# Instructions to follow
Give the count of lines containing the string "JSON", with no other output.

# Records about charts and figures

-.-.-

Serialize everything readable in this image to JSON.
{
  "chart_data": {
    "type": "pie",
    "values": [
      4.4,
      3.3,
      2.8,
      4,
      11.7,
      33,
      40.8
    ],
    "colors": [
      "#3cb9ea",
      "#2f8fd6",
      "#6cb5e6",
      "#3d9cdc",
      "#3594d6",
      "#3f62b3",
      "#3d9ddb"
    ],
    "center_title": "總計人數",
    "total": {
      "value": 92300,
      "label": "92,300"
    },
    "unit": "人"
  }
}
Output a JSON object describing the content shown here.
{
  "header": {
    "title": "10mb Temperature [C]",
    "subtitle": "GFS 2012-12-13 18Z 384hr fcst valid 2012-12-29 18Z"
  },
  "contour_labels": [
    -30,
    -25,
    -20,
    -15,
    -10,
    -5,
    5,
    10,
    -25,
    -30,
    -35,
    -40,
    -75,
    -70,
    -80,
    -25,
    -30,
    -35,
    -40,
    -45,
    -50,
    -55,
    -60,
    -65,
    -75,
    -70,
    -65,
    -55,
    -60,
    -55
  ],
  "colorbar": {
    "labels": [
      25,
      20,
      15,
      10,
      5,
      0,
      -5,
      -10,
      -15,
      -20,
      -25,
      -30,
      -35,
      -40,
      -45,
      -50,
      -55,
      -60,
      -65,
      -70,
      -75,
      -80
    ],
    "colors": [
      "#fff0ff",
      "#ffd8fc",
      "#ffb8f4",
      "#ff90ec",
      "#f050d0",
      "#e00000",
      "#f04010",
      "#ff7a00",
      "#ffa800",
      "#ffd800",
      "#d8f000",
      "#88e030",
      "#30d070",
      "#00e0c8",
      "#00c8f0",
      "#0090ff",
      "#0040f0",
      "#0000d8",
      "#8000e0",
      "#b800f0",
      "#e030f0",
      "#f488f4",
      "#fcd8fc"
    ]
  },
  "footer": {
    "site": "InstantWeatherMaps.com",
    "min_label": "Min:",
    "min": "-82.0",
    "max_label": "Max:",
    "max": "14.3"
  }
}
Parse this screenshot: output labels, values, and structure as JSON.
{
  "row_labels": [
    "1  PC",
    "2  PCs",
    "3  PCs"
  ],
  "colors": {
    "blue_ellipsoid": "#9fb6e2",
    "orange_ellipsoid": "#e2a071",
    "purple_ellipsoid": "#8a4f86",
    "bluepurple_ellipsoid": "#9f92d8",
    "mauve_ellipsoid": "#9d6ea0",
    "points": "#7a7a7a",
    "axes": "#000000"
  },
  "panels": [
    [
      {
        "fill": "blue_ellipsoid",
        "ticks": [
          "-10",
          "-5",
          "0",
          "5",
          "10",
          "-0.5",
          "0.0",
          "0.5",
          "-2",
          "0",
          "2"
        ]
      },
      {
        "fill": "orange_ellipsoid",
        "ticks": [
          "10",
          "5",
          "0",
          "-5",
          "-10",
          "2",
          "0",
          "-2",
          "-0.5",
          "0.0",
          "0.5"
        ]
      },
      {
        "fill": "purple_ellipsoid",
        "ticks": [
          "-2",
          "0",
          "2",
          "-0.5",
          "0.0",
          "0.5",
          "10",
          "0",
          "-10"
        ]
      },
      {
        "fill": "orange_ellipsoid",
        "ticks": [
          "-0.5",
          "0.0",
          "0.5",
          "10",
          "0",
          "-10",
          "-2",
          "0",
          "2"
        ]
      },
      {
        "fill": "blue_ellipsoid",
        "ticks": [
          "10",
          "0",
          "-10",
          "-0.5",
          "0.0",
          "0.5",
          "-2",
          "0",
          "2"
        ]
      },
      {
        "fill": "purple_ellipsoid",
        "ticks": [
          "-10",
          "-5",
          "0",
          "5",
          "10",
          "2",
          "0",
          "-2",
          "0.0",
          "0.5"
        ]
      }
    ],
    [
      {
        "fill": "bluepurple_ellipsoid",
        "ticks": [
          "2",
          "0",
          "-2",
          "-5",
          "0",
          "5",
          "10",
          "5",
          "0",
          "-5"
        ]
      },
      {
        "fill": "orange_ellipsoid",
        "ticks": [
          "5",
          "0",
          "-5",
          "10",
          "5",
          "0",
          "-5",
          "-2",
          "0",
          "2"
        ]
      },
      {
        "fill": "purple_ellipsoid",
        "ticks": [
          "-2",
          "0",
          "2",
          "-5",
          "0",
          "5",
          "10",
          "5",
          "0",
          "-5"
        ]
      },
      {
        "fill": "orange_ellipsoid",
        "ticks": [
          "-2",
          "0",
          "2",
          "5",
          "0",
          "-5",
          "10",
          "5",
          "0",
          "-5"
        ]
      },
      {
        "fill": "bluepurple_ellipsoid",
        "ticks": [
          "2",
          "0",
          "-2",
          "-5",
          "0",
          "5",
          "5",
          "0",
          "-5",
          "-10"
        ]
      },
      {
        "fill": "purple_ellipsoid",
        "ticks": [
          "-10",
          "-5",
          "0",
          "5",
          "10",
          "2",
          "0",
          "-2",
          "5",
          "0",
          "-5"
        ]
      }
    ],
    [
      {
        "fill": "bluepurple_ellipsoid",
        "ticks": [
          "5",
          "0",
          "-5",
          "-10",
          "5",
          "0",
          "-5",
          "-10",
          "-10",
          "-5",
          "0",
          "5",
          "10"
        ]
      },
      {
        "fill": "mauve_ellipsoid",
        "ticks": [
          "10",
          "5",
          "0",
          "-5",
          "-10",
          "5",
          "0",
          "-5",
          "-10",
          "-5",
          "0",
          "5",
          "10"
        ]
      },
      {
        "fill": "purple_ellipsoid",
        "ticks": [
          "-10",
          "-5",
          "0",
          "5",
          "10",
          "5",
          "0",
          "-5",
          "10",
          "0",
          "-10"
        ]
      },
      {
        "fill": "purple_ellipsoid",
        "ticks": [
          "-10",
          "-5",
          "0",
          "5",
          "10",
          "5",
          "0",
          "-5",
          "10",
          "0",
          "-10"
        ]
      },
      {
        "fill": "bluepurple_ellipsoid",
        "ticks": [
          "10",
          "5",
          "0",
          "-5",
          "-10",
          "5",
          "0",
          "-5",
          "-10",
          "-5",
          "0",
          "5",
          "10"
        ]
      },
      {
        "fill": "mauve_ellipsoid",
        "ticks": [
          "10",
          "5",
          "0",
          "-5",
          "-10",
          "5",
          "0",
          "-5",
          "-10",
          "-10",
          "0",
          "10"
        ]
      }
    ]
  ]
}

-.-.-

# Completed exercise
3